#### RECORDS PROVIDED ####
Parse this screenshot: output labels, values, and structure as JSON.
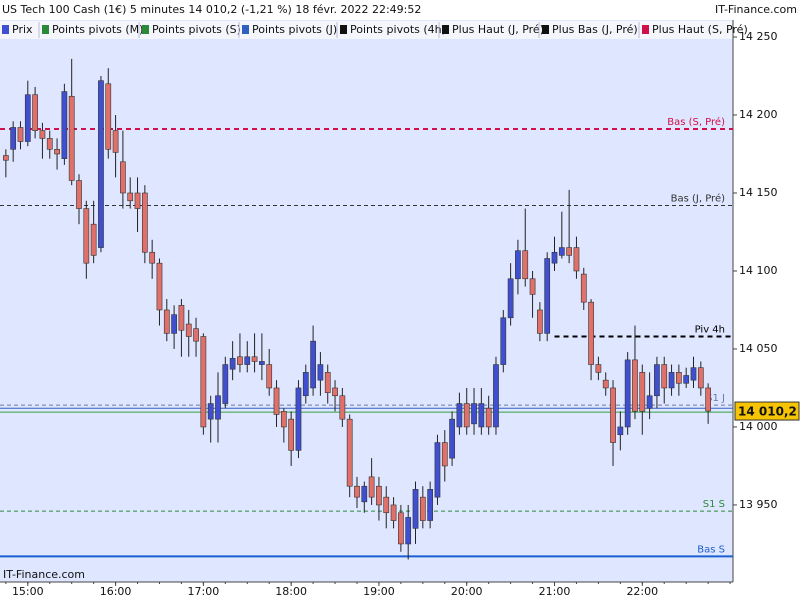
{
  "chart_data": {
    "type": "candlestick",
    "title": "US Tech 100 Cash (1€) 5 minutes 14 010,2 (-1,21 %) 18 févr. 2022 22:49:52",
    "source": "IT-Finance.com",
    "legend": [
      {
        "label": "Prix",
        "color": "#3f4fd0"
      },
      {
        "label": "Points pivots (M)",
        "color": "#2a8a3a"
      },
      {
        "label": "Points pivots (S)",
        "color": "#2a8a3a"
      },
      {
        "label": "Points pivots (J)",
        "color": "#3060c0"
      },
      {
        "label": "Points pivots (4h)",
        "color": "#111111"
      },
      {
        "label": "Plus Haut (J, Pré)",
        "color": "#111111"
      },
      {
        "label": "Plus Bas (J, Pré)",
        "color": "#111111"
      },
      {
        "label": "Plus Haut (S, Pré)",
        "color": "#d0104a"
      }
    ],
    "up_color": "#3f4fd0",
    "down_color": "#e0706a",
    "x": [
      "14:45",
      "14:50",
      "14:55",
      "15:00",
      "15:05",
      "15:10",
      "15:15",
      "15:20",
      "15:25",
      "15:30",
      "15:35",
      "15:40",
      "15:45",
      "15:50",
      "15:55",
      "16:00",
      "16:05",
      "16:10",
      "16:15",
      "16:20",
      "16:25",
      "16:30",
      "16:35",
      "16:40",
      "16:45",
      "16:50",
      "16:55",
      "17:00",
      "17:05",
      "17:10",
      "17:15",
      "17:20",
      "17:25",
      "17:30",
      "17:35",
      "17:40",
      "17:45",
      "17:50",
      "17:55",
      "18:00",
      "18:05",
      "18:10",
      "18:15",
      "18:20",
      "18:25",
      "18:30",
      "18:35",
      "18:40",
      "18:45",
      "18:50",
      "18:55",
      "19:00",
      "19:05",
      "19:10",
      "19:15",
      "19:20",
      "19:25",
      "19:30",
      "19:35",
      "19:40",
      "19:45",
      "19:50",
      "19:55",
      "20:00",
      "20:05",
      "20:10",
      "20:15",
      "20:20",
      "20:25",
      "20:30",
      "20:35",
      "20:40",
      "20:45",
      "20:50",
      "20:55",
      "21:00",
      "21:05",
      "21:10",
      "21:15",
      "21:20",
      "21:25",
      "21:30",
      "21:35",
      "21:40",
      "21:45",
      "21:50",
      "21:55",
      "22:00",
      "22:05",
      "22:10",
      "22:15",
      "22:20",
      "22:25",
      "22:30",
      "22:35",
      "22:40",
      "22:45"
    ],
    "open": [
      14174,
      14178,
      14192,
      14183,
      14213,
      14190,
      14185,
      14178,
      14172,
      14212,
      14158,
      14140,
      14130,
      14115,
      14220,
      14190,
      14170,
      14150,
      14150,
      14150,
      14112,
      14105,
      14075,
      14060,
      14078,
      14066,
      14063,
      14058,
      14005,
      14005,
      14015,
      14037,
      14045,
      14040,
      14045,
      14040,
      14040,
      14025,
      14010,
      14005,
      13985,
      14020,
      14025,
      14030,
      14035,
      14025,
      14020,
      14005,
      13962,
      13952,
      13968,
      13962,
      13955,
      13950,
      13945,
      13925,
      13935,
      13955,
      13940,
      13955,
      13990,
      13980,
      14000,
      14015,
      14002,
      14000,
      14012,
      14000,
      14040,
      14070,
      14095,
      14113,
      14095,
      14075,
      14060,
      14105,
      14110,
      14115,
      14115,
      14098,
      14080,
      14040,
      14030,
      14025,
      13995,
      14000,
      14043,
      14035,
      14012,
      14020,
      14040,
      14025,
      14035,
      14028,
      14030,
      14038,
      14025
    ],
    "high": [
      14178,
      14196,
      14196,
      14222,
      14218,
      14195,
      14190,
      14185,
      14220,
      14236,
      14162,
      14145,
      14145,
      14225,
      14230,
      14200,
      14190,
      14160,
      14160,
      14155,
      14120,
      14108,
      14082,
      14078,
      14082,
      14075,
      14070,
      14060,
      14020,
      14035,
      14045,
      14055,
      14060,
      14055,
      14060,
      14060,
      14050,
      14030,
      14012,
      14010,
      14030,
      14040,
      14065,
      14048,
      14040,
      14030,
      14025,
      14008,
      13968,
      13965,
      13980,
      13968,
      13962,
      13955,
      13950,
      13950,
      13965,
      13962,
      13965,
      13995,
      13998,
      14010,
      14022,
      14025,
      14025,
      14025,
      14020,
      14045,
      14075,
      14105,
      14120,
      14140,
      14100,
      14080,
      14112,
      14122,
      14138,
      14152,
      14122,
      14102,
      14082,
      14045,
      14035,
      14030,
      14010,
      14048,
      14065,
      14040,
      14035,
      14045,
      14045,
      14040,
      14040,
      14038,
      14045,
      14042,
      14028
    ],
    "low": [
      14160,
      14170,
      14178,
      14180,
      14185,
      14172,
      14172,
      14165,
      14168,
      14155,
      14130,
      14095,
      14105,
      14112,
      14172,
      14160,
      14140,
      14140,
      14125,
      14105,
      14095,
      14065,
      14055,
      14050,
      14045,
      14045,
      14045,
      13995,
      13990,
      13990,
      14012,
      14030,
      14035,
      14035,
      14035,
      14030,
      14020,
      14000,
      13990,
      13975,
      13980,
      14015,
      14020,
      14020,
      14015,
      14010,
      14000,
      13955,
      13948,
      13945,
      13950,
      13940,
      13935,
      13935,
      13920,
      13915,
      13925,
      13935,
      13935,
      13950,
      13965,
      13975,
      13995,
      13995,
      13995,
      13995,
      13995,
      13995,
      14035,
      14065,
      14085,
      14090,
      14070,
      14055,
      14055,
      14100,
      14108,
      14105,
      14095,
      14075,
      14030,
      14030,
      14020,
      13975,
      13985,
      13995,
      14005,
      13995,
      14005,
      14012,
      14015,
      14020,
      14020,
      14025,
      14025,
      14020,
      14002
    ],
    "close": [
      14171,
      14192,
      14183,
      14213,
      14190,
      14185,
      14178,
      14175,
      14215,
      14158,
      14140,
      14105,
      14110,
      14222,
      14178,
      14176,
      14150,
      14145,
      14140,
      14112,
      14105,
      14075,
      14060,
      14072,
      14062,
      14058,
      14055,
      14000,
      14015,
      14020,
      14040,
      14044,
      14040,
      14045,
      14042,
      14042,
      14025,
      14008,
      14000,
      13985,
      14025,
      14035,
      14055,
      14040,
      14022,
      14020,
      14005,
      13962,
      13955,
      13962,
      13955,
      13950,
      13945,
      13940,
      13925,
      13942,
      13960,
      13940,
      13960,
      13990,
      13975,
      14005,
      14015,
      14000,
      14015,
      14015,
      14000,
      14040,
      14070,
      14095,
      14113,
      14095,
      14085,
      14060,
      14108,
      14112,
      14115,
      14110,
      14100,
      14080,
      14040,
      14035,
      14025,
      13990,
      14000,
      14043,
      14010,
      14010,
      14020,
      14040,
      14025,
      14035,
      14028,
      14033,
      14038,
      14025,
      14010.2
    ],
    "last_price": {
      "value": 14010.2,
      "label": "14 010,2"
    },
    "levels": [
      {
        "label": "Bas (S, Pré)",
        "value": 14191,
        "color": "#d0104a",
        "dashed": true,
        "width": 2
      },
      {
        "label": "Bas (J, Pré)",
        "value": 14142,
        "color": "#333333",
        "dashed": true,
        "width": 1
      },
      {
        "label": "Piv 4h",
        "value": 14058,
        "color": "#000000",
        "dashed": true,
        "width": 2,
        "start": "21:00"
      },
      {
        "label": "S1 J",
        "value": 14014,
        "color": "#6a7aa8",
        "dashed": true,
        "width": 1
      },
      {
        "value": 14012,
        "color": "#3060c0",
        "dashed": false,
        "width": 1
      },
      {
        "value": 14009.5,
        "color": "#30a040",
        "dashed": false,
        "width": 1
      },
      {
        "label": "S1 S",
        "value": 13946,
        "color": "#2a8a3a",
        "dashed": true,
        "width": 1
      },
      {
        "label": "Bas S",
        "value": 13917,
        "color": "#1a5fd0",
        "dashed": false,
        "width": 2
      }
    ],
    "xlim": [
      "14:41",
      "23:02"
    ],
    "xticks": [
      "15:00",
      "16:00",
      "17:00",
      "18:00",
      "19:00",
      "20:00",
      "21:00",
      "22:00"
    ],
    "ylim": [
      13900.6,
      14260.9
    ],
    "yticks": [
      {
        "value": 14250,
        "label": "14 250"
      },
      {
        "value": 14200,
        "label": "14 200"
      },
      {
        "value": 14150,
        "label": "14 150"
      },
      {
        "value": 14100,
        "label": "14 100"
      },
      {
        "value": 14050,
        "label": "14 050"
      },
      {
        "value": 14000,
        "label": "14 000"
      },
      {
        "value": 13950,
        "label": "13 950"
      }
    ]
  }
}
####
Filter the records for lines holding the string "Points". Copy each one.

        "label": "Points pivots (M)",
        "label": "Points pivots (S)",
        "label": "Points pivots (J)",
        "label": "Points pivots (4h)",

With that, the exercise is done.